--- Start DATASET CONTENT ---

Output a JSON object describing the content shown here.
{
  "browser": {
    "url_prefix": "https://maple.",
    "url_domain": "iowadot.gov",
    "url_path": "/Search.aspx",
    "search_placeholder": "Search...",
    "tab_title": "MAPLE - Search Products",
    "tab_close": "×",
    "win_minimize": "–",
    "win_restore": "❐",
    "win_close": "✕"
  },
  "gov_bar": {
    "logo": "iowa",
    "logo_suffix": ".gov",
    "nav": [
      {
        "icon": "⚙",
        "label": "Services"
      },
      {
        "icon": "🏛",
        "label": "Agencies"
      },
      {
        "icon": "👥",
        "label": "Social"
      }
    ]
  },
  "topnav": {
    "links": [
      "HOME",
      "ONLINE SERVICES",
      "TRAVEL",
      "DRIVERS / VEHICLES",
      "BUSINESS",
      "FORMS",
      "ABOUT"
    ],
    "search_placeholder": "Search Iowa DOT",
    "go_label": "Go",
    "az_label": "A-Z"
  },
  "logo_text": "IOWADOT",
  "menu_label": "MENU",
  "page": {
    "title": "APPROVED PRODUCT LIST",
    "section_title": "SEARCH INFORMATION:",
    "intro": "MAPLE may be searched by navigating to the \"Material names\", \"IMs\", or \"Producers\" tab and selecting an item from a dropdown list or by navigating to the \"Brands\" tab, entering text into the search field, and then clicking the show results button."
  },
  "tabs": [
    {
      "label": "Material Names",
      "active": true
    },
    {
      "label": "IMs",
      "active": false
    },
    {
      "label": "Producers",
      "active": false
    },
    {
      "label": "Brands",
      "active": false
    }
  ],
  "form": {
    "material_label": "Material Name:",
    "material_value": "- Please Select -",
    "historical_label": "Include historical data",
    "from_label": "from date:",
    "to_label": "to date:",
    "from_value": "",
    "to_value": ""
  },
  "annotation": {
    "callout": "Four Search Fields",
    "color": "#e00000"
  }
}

--- End DATASET CONTENT ---

Provide all the records again, word for word.

Output a JSON object describing the content shown here.
{
  "browser": {
    "url_prefix": "https://maple.",
    "url_domain": "iowadot.gov",
    "url_path": "/Search.aspx",
    "search_placeholder": "Search...",
    "tab_title": "MAPLE - Search Products",
    "tab_close": "×",
    "win_minimize": "–",
    "win_restore": "❐",
    "win_close": "✕"
  },
  "gov_bar": {
    "logo": "iowa",
    "logo_suffix": ".gov",
    "nav": [
      {
        "icon": "⚙",
        "label": "Services"
      },
      {
        "icon": "🏛",
        "label": "Agencies"
      },
      {
        "icon": "👥",
        "label": "Social"
      }
    ]
  },
  "topnav": {
    "links": [
      "HOME",
      "ONLINE SERVICES",
      "TRAVEL",
      "DRIVERS / VEHICLES",
      "BUSINESS",
      "FORMS",
      "ABOUT"
    ],
    "search_placeholder": "Search Iowa DOT",
    "go_label": "Go",
    "az_label": "A-Z"
  },
  "logo_text": "IOWADOT",
  "menu_label": "MENU",
  "page": {
    "title": "APPROVED PRODUCT LIST",
    "section_title": "SEARCH INFORMATION:",
    "intro": "MAPLE may be searched by navigating to the \"Material names\", \"IMs\", or \"Producers\" tab and selecting an item from a dropdown list or by navigating to the \"Brands\" tab, entering text into the search field, and then clicking the show results button."
  },
  "tabs": [
    {
      "label": "Material Names",
      "active": true
    },
    {
      "label": "IMs",
      "active": false
    },
    {
      "label": "Producers",
      "active": false
    },
    {
      "label": "Brands",
      "active": false
    }
  ],
  "form": {
    "material_label": "Material Name:",
    "material_value": "- Please Select -",
    "historical_label": "Include historical data",
    "from_label": "from date:",
    "to_label": "to date:",
    "from_value": "",
    "to_value": ""
  },
  "annotation": {
    "callout": "Four Search Fields",
    "color": "#e00000"
  }
}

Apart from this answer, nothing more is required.